Exercise directions => Each entry must be given again exactly; images do not belong in the copy.

--- Begin Data provided ---

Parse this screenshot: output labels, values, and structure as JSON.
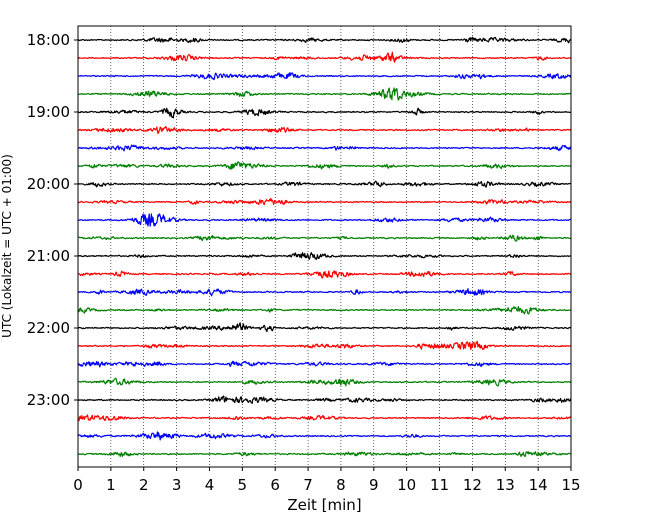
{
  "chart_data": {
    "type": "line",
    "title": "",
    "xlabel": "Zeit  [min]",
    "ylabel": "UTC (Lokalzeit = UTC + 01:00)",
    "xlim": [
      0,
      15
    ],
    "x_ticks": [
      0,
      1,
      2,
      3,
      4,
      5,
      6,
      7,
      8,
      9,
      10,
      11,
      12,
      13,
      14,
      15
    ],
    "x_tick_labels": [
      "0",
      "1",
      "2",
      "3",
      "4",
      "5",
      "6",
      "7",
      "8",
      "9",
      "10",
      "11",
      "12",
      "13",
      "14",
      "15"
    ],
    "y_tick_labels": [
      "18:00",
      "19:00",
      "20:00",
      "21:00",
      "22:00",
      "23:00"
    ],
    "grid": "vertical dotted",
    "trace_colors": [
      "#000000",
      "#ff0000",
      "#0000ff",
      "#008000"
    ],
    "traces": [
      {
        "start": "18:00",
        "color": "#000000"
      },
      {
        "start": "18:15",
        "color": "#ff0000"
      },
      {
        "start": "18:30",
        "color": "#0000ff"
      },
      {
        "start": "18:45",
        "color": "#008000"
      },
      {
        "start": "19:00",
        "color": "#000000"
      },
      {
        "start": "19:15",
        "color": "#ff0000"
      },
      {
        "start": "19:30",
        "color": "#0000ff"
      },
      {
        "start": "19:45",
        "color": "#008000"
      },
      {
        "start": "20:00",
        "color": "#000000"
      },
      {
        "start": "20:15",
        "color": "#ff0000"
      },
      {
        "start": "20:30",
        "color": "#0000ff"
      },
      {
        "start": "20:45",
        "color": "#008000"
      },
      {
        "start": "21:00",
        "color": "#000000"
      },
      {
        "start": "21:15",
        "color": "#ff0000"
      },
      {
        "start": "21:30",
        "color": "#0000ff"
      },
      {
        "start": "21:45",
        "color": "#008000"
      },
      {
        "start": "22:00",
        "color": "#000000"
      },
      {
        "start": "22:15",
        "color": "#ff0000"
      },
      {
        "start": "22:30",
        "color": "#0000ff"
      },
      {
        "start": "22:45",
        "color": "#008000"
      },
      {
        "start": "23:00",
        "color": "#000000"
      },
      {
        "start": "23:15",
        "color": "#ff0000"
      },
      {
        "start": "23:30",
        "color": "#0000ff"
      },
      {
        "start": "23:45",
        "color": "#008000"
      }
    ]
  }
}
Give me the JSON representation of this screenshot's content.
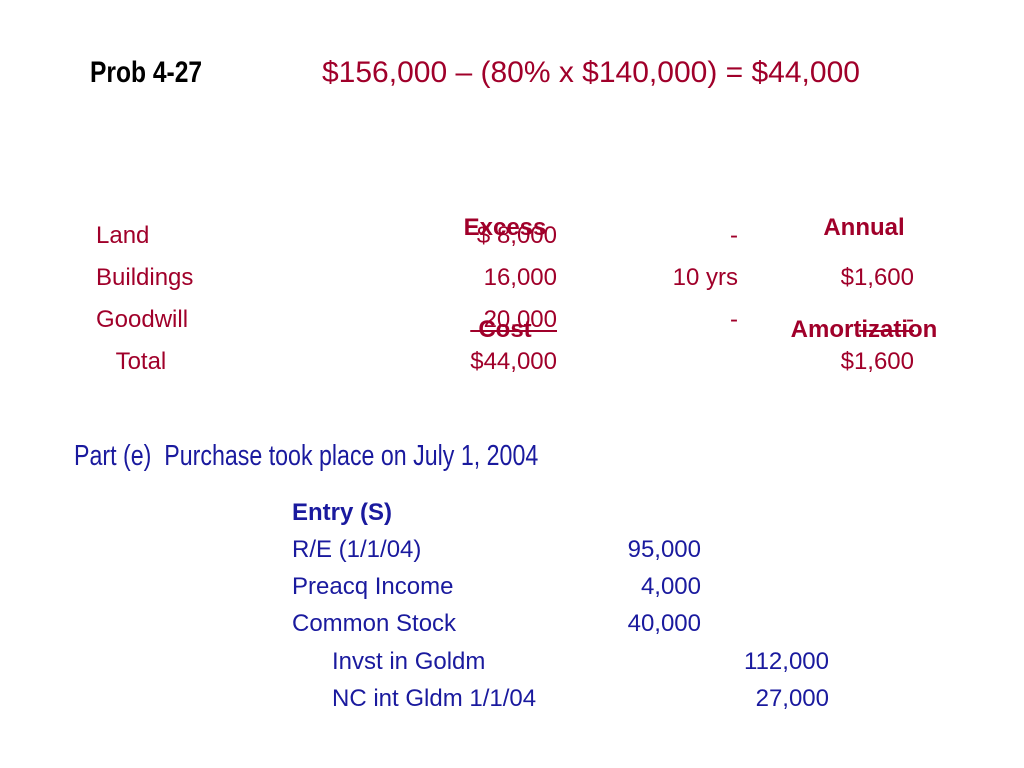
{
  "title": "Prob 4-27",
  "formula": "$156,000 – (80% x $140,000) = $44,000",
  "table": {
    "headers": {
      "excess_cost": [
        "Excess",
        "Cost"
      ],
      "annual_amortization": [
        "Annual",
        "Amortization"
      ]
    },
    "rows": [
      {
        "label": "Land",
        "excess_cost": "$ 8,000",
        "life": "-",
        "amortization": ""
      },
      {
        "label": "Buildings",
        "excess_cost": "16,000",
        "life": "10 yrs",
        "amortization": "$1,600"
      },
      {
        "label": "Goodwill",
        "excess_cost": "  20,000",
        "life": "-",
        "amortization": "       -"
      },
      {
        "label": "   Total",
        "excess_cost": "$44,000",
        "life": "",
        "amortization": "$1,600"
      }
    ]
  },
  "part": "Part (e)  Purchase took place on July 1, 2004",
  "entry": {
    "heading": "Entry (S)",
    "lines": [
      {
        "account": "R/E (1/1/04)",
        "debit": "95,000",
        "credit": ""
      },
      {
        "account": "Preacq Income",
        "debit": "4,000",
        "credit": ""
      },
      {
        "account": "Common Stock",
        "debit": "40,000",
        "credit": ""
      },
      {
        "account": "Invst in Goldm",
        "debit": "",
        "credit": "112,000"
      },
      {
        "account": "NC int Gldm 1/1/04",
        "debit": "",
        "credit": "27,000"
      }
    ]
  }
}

--- End Data provided ---

Exercise solution =>
Parse this screenshot: output labels, values, and structure as JSON.
{
  "chart_data": {
    "type": "line",
    "title": "",
    "xlabel": "Zeit  [min]",
    "ylabel": "UTC (Lokalzeit = UTC + 01:00)",
    "xlim": [
      0,
      15
    ],
    "x_ticks": [
      0,
      1,
      2,
      3,
      4,
      5,
      6,
      7,
      8,
      9,
      10,
      11,
      12,
      13,
      14,
      15
    ],
    "x_tick_labels": [
      "0",
      "1",
      "2",
      "3",
      "4",
      "5",
      "6",
      "7",
      "8",
      "9",
      "10",
      "11",
      "12",
      "13",
      "14",
      "15"
    ],
    "y_tick_labels": [
      "18:00",
      "19:00",
      "20:00",
      "21:00",
      "22:00",
      "23:00"
    ],
    "grid": "vertical dotted",
    "trace_colors": [
      "#000000",
      "#ff0000",
      "#0000ff",
      "#008000"
    ],
    "traces": [
      {
        "start": "18:00",
        "color": "#000000"
      },
      {
        "start": "18:15",
        "color": "#ff0000"
      },
      {
        "start": "18:30",
        "color": "#0000ff"
      },
      {
        "start": "18:45",
        "color": "#008000"
      },
      {
        "start": "19:00",
        "color": "#000000"
      },
      {
        "start": "19:15",
        "color": "#ff0000"
      },
      {
        "start": "19:30",
        "color": "#0000ff"
      },
      {
        "start": "19:45",
        "color": "#008000"
      },
      {
        "start": "20:00",
        "color": "#000000"
      },
      {
        "start": "20:15",
        "color": "#ff0000"
      },
      {
        "start": "20:30",
        "color": "#0000ff"
      },
      {
        "start": "20:45",
        "color": "#008000"
      },
      {
        "start": "21:00",
        "color": "#000000"
      },
      {
        "start": "21:15",
        "color": "#ff0000"
      },
      {
        "start": "21:30",
        "color": "#0000ff"
      },
      {
        "start": "21:45",
        "color": "#008000"
      },
      {
        "start": "22:00",
        "color": "#000000"
      },
      {
        "start": "22:15",
        "color": "#ff0000"
      },
      {
        "start": "22:30",
        "color": "#0000ff"
      },
      {
        "start": "22:45",
        "color": "#008000"
      },
      {
        "start": "23:00",
        "color": "#000000"
      },
      {
        "start": "23:15",
        "color": "#ff0000"
      },
      {
        "start": "23:30",
        "color": "#0000ff"
      },
      {
        "start": "23:45",
        "color": "#008000"
      }
    ]
  }
}
Give me the JSON representation of this screenshot's content.
{
  "title": "Prob 4-27",
  "formula": "$156,000 – (80% x $140,000) = $44,000",
  "table": {
    "headers": {
      "excess_cost": [
        "Excess",
        "Cost"
      ],
      "annual_amortization": [
        "Annual",
        "Amortization"
      ]
    },
    "rows": [
      {
        "label": "Land",
        "excess_cost": "$ 8,000",
        "life": "-",
        "amortization": ""
      },
      {
        "label": "Buildings",
        "excess_cost": "16,000",
        "life": "10 yrs",
        "amortization": "$1,600"
      },
      {
        "label": "Goodwill",
        "excess_cost": "  20,000",
        "life": "-",
        "amortization": "       -"
      },
      {
        "label": "   Total",
        "excess_cost": "$44,000",
        "life": "",
        "amortization": "$1,600"
      }
    ]
  },
  "part": "Part (e)  Purchase took place on July 1, 2004",
  "entry": {
    "heading": "Entry (S)",
    "lines": [
      {
        "account": "R/E (1/1/04)",
        "debit": "95,000",
        "credit": ""
      },
      {
        "account": "Preacq Income",
        "debit": "4,000",
        "credit": ""
      },
      {
        "account": "Common Stock",
        "debit": "40,000",
        "credit": ""
      },
      {
        "account": "Invst in Goldm",
        "debit": "",
        "credit": "112,000"
      },
      {
        "account": "NC int Gldm 1/1/04",
        "debit": "",
        "credit": "27,000"
      }
    ]
  }
}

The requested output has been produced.